Records from a data source:

● ● ● ●

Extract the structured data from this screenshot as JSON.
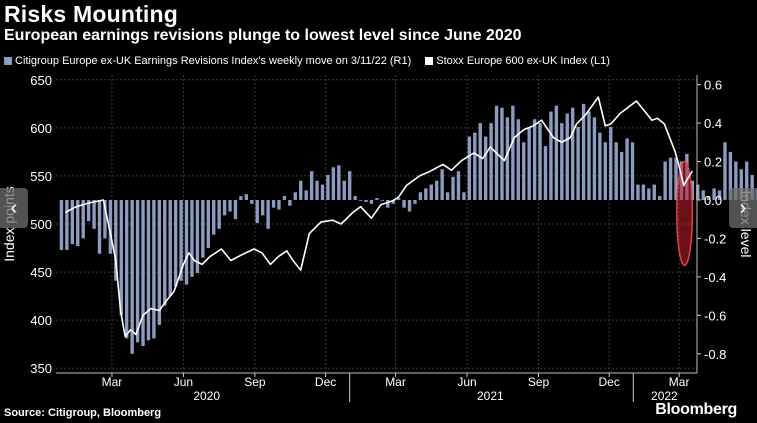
{
  "header": {
    "title": "Risks Mounting",
    "subtitle": "European earnings revisions plunge to lowest level since June 2020"
  },
  "footer": {
    "source": "Source: Citigroup, Bloomberg",
    "brand": "Bloomberg"
  },
  "colors": {
    "background": "#000000",
    "bars": "#8c9bc0",
    "line": "#ffffff",
    "grid": "#3a3a3a",
    "highlight": "#c41e2e"
  },
  "icons": {
    "prev": "chevron-left-icon",
    "next": "chevron-right-icon"
  },
  "chart_data": {
    "type": "bar+line",
    "title": "Risks Mounting",
    "subtitle": "European earnings revisions plunge to lowest level since June 2020",
    "legend": [
      "Citigroup Europe ex-UK Earnings Revisions Index's weekly move on 3/11/22 (R1)",
      "Stoxx Europe 600 ex-UK Index (L1)"
    ],
    "legend_position": "top-left",
    "grid": true,
    "y_left": {
      "label": "Index points",
      "ylim": [
        345,
        655
      ],
      "ticks": [
        350,
        400,
        450,
        500,
        550,
        600,
        650
      ],
      "tick_labels": [
        "350",
        "400",
        "450",
        "500",
        "550",
        "600",
        "650"
      ]
    },
    "y_right": {
      "label": "Index level",
      "ylim": [
        -0.9,
        0.65
      ],
      "ticks": [
        0.6,
        0.4,
        0.2,
        0.0,
        -0.2,
        -0.4,
        -0.6,
        -0.8
      ],
      "tick_labels": [
        "0.6",
        "0.4",
        "0.2",
        "0.0",
        "-0.2",
        "-0.4",
        "-0.6",
        "-0.8"
      ]
    },
    "x": {
      "start": "2019-12-20",
      "end": "2022-03-24",
      "month_ticks": [
        {
          "date": "2020-03-01",
          "label": "Mar"
        },
        {
          "date": "2020-06-01",
          "label": "Jun"
        },
        {
          "date": "2020-09-01",
          "label": "Sep"
        },
        {
          "date": "2020-12-01",
          "label": "Dec"
        },
        {
          "date": "2021-03-01",
          "label": "Mar"
        },
        {
          "date": "2021-06-01",
          "label": "Jun"
        },
        {
          "date": "2021-09-01",
          "label": "Sep"
        },
        {
          "date": "2021-12-01",
          "label": "Dec"
        },
        {
          "date": "2022-03-01",
          "label": "Mar"
        }
      ],
      "year_labels": [
        {
          "label": "2020",
          "date": "2020-07-01"
        },
        {
          "label": "2021",
          "date": "2021-07-01"
        },
        {
          "label": "2022",
          "date": "2022-02-10"
        }
      ],
      "year_separators": [
        "2021-01-01",
        "2022-01-01"
      ]
    },
    "series": [
      {
        "name": "Citigroup Europe ex-UK Earnings Revisions Index's weekly move on 3/11/22 (R1)",
        "axis": "right",
        "kind": "bar",
        "start": "2019-12-27",
        "step_days": 7,
        "values": [
          -0.26,
          -0.26,
          -0.23,
          -0.24,
          -0.2,
          -0.11,
          -0.15,
          -0.28,
          -0.2,
          -0.28,
          -0.42,
          -0.6,
          -0.72,
          -0.8,
          -0.74,
          -0.76,
          -0.73,
          -0.72,
          -0.65,
          -0.55,
          -0.5,
          -0.45,
          -0.42,
          -0.44,
          -0.4,
          -0.38,
          -0.3,
          -0.25,
          -0.18,
          -0.15,
          -0.08,
          -0.06,
          -0.1,
          0.02,
          0.03,
          -0.02,
          -0.12,
          -0.08,
          -0.15,
          -0.04,
          -0.05,
          0.02,
          -0.03,
          0.04,
          0.1,
          0.05,
          0.15,
          0.1,
          0.08,
          0.13,
          0.17,
          0.18,
          0.1,
          0.15,
          0.02,
          0.0,
          -0.01,
          -0.02,
          0.01,
          0.0,
          -0.04,
          -0.02,
          0.01,
          -0.04,
          -0.06,
          -0.02,
          0.04,
          0.06,
          0.08,
          0.1,
          0.16,
          0.04,
          0.12,
          0.15,
          0.04,
          0.33,
          0.35,
          0.4,
          0.33,
          0.4,
          0.49,
          0.48,
          0.43,
          0.49,
          0.42,
          0.3,
          0.38,
          0.42,
          0.4,
          0.28,
          0.46,
          0.49,
          0.4,
          0.45,
          0.48,
          0.38,
          0.5,
          0.46,
          0.43,
          0.35,
          0.3,
          0.38,
          0.3,
          0.25,
          0.32,
          0.3,
          0.08,
          0.08,
          0.06,
          0.08,
          0.02,
          0.2,
          0.22,
          0.22,
          0.2,
          0.24,
          0.1,
          0.08,
          0.05,
          0.02,
          0.06,
          0.05,
          0.3,
          0.25,
          0.2,
          0.16,
          0.2,
          0.13,
          0.05,
          0.0,
          -0.28,
          -0.25,
          -0.05
        ]
      },
      {
        "name": "Stoxx Europe 600 ex-UK Index (L1)",
        "axis": "left",
        "kind": "line",
        "points": [
          [
            "2020-01-01",
            512
          ],
          [
            "2020-01-15",
            518
          ],
          [
            "2020-02-01",
            522
          ],
          [
            "2020-02-19",
            525
          ],
          [
            "2020-02-28",
            490
          ],
          [
            "2020-03-06",
            462
          ],
          [
            "2020-03-12",
            410
          ],
          [
            "2020-03-18",
            383
          ],
          [
            "2020-03-25",
            390
          ],
          [
            "2020-04-01",
            385
          ],
          [
            "2020-04-10",
            405
          ],
          [
            "2020-04-20",
            412
          ],
          [
            "2020-05-01",
            410
          ],
          [
            "2020-05-10",
            420
          ],
          [
            "2020-05-20",
            430
          ],
          [
            "2020-06-01",
            458
          ],
          [
            "2020-06-08",
            470
          ],
          [
            "2020-06-15",
            462
          ],
          [
            "2020-06-25",
            458
          ],
          [
            "2020-07-05",
            466
          ],
          [
            "2020-07-20",
            474
          ],
          [
            "2020-08-01",
            462
          ],
          [
            "2020-08-15",
            468
          ],
          [
            "2020-08-31",
            474
          ],
          [
            "2020-09-10",
            470
          ],
          [
            "2020-09-21",
            458
          ],
          [
            "2020-10-01",
            466
          ],
          [
            "2020-10-12",
            472
          ],
          [
            "2020-10-20",
            462
          ],
          [
            "2020-10-30",
            452
          ],
          [
            "2020-11-10",
            490
          ],
          [
            "2020-11-25",
            502
          ],
          [
            "2020-12-10",
            504
          ],
          [
            "2020-12-21",
            500
          ],
          [
            "2021-01-05",
            512
          ],
          [
            "2021-01-15",
            518
          ],
          [
            "2021-01-29",
            506
          ],
          [
            "2021-02-10",
            520
          ],
          [
            "2021-02-25",
            524
          ],
          [
            "2021-03-05",
            528
          ],
          [
            "2021-03-15",
            540
          ],
          [
            "2021-04-01",
            550
          ],
          [
            "2021-04-15",
            555
          ],
          [
            "2021-05-01",
            562
          ],
          [
            "2021-05-12",
            556
          ],
          [
            "2021-05-25",
            566
          ],
          [
            "2021-06-10",
            574
          ],
          [
            "2021-06-21",
            568
          ],
          [
            "2021-07-01",
            580
          ],
          [
            "2021-07-19",
            566
          ],
          [
            "2021-08-01",
            590
          ],
          [
            "2021-08-13",
            598
          ],
          [
            "2021-08-25",
            602
          ],
          [
            "2021-09-05",
            608
          ],
          [
            "2021-09-20",
            590
          ],
          [
            "2021-10-01",
            585
          ],
          [
            "2021-10-12",
            590
          ],
          [
            "2021-10-20",
            604
          ],
          [
            "2021-11-01",
            614
          ],
          [
            "2021-11-17",
            632
          ],
          [
            "2021-11-26",
            602
          ],
          [
            "2021-12-03",
            604
          ],
          [
            "2021-12-15",
            615
          ],
          [
            "2022-01-05",
            628
          ],
          [
            "2022-01-15",
            618
          ],
          [
            "2022-01-25",
            608
          ],
          [
            "2022-02-01",
            610
          ],
          [
            "2022-02-10",
            604
          ],
          [
            "2022-02-24",
            575
          ],
          [
            "2022-03-01",
            560
          ],
          [
            "2022-03-07",
            540
          ],
          [
            "2022-03-11",
            546
          ],
          [
            "2022-03-18",
            555
          ]
        ]
      }
    ],
    "annotations": [
      {
        "type": "ellipse-highlight",
        "start": "2022-02-26",
        "end": "2022-03-18",
        "range_right": [
          -0.34,
          0.2
        ],
        "note": "red translucent oval over latest bars"
      }
    ]
  }
}
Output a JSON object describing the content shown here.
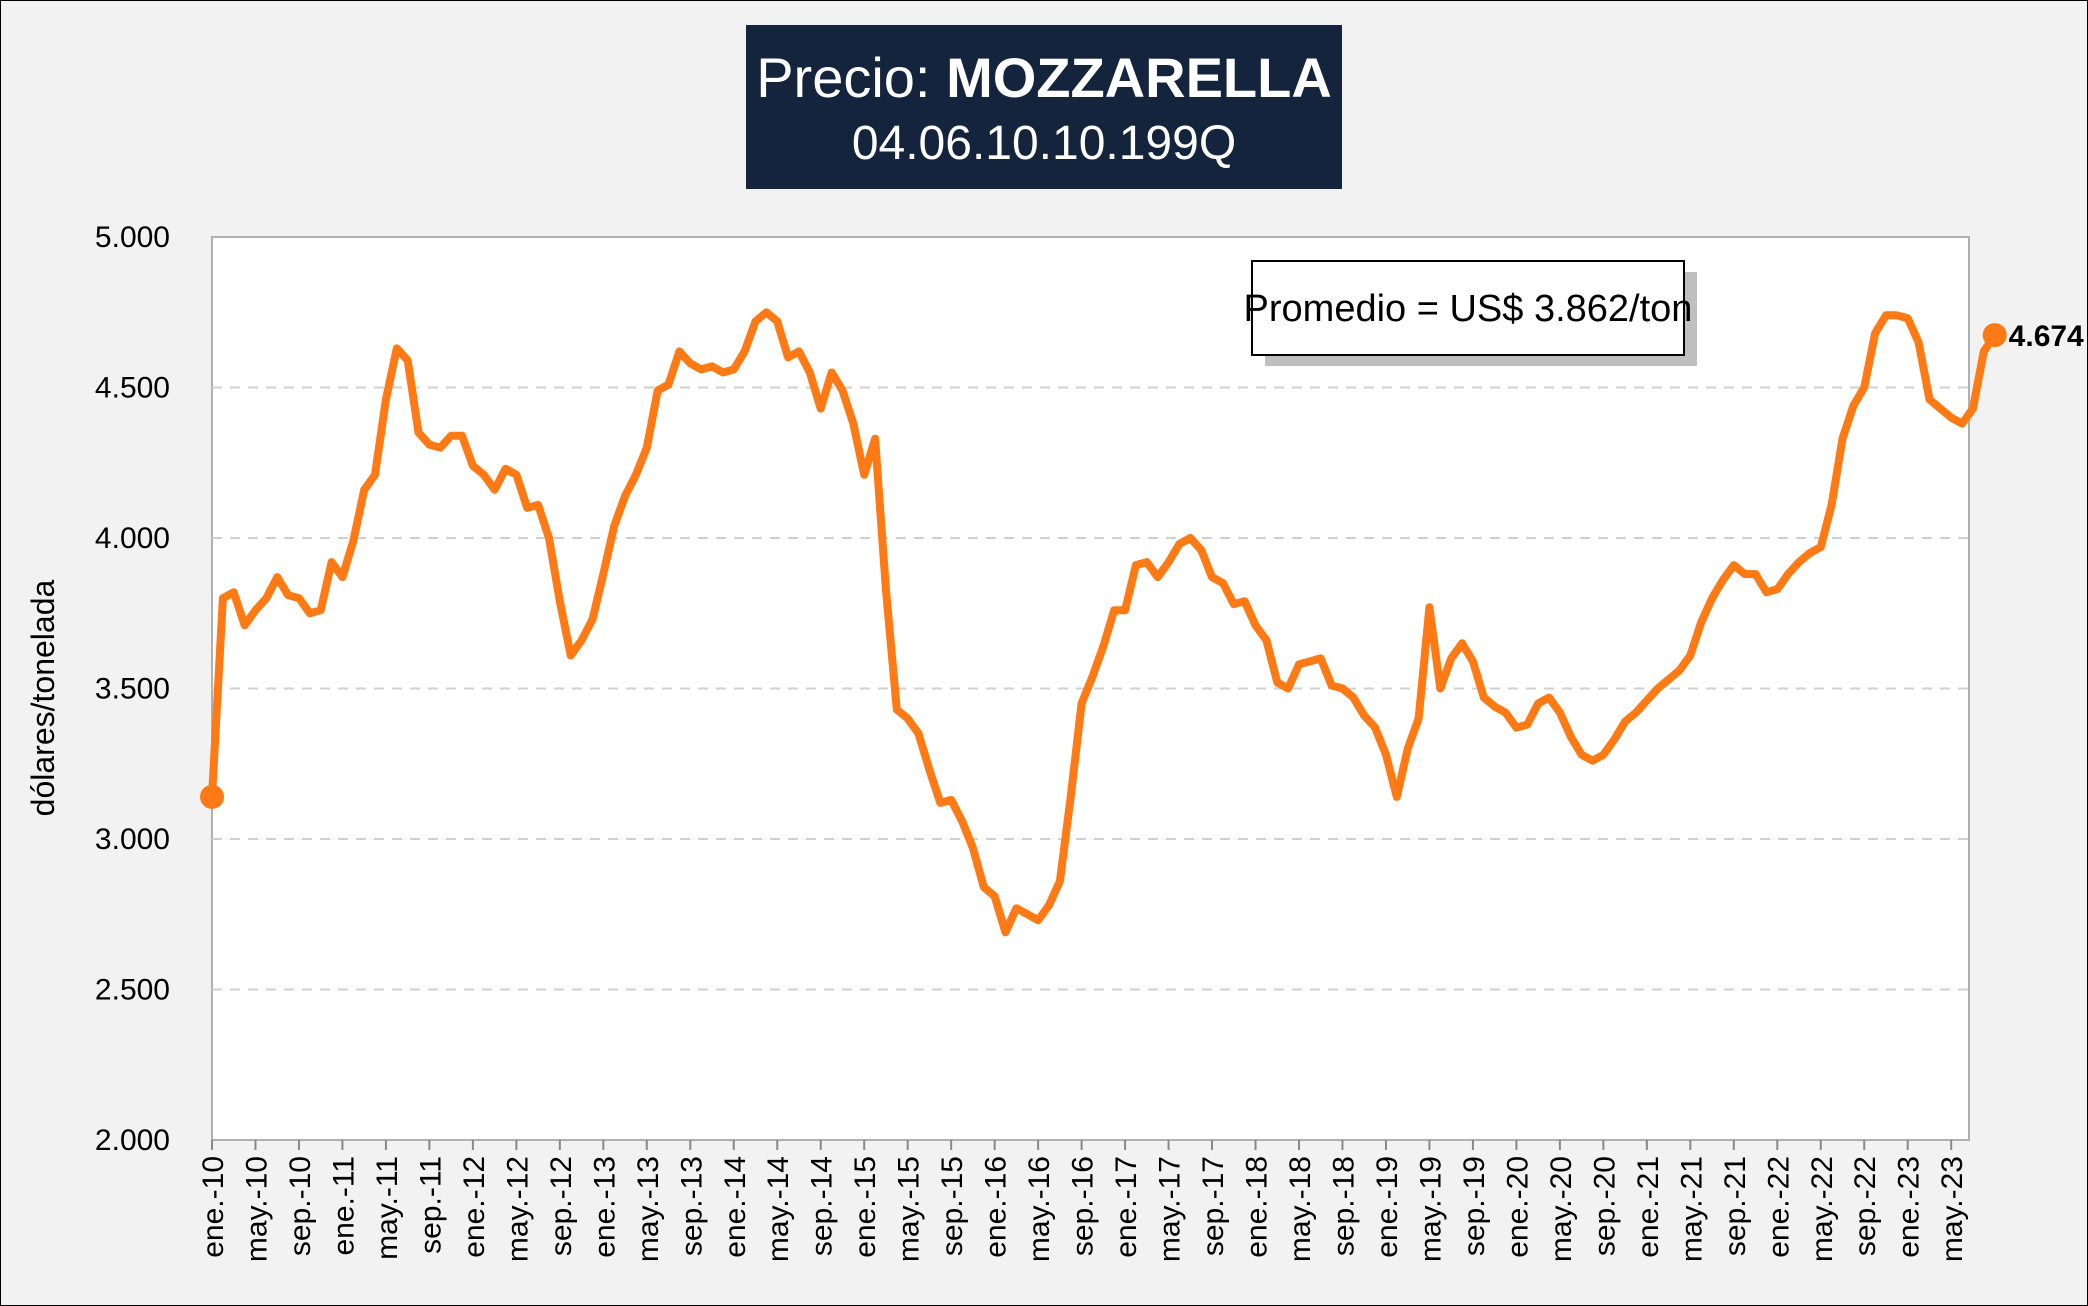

● ● ● ●

- [Description of the task]: Report all lines of the data that include the word "JSON".

- [The result]:
Extract the structured data from this screenshot as JSON.
Output a JSON object describing the content shown here.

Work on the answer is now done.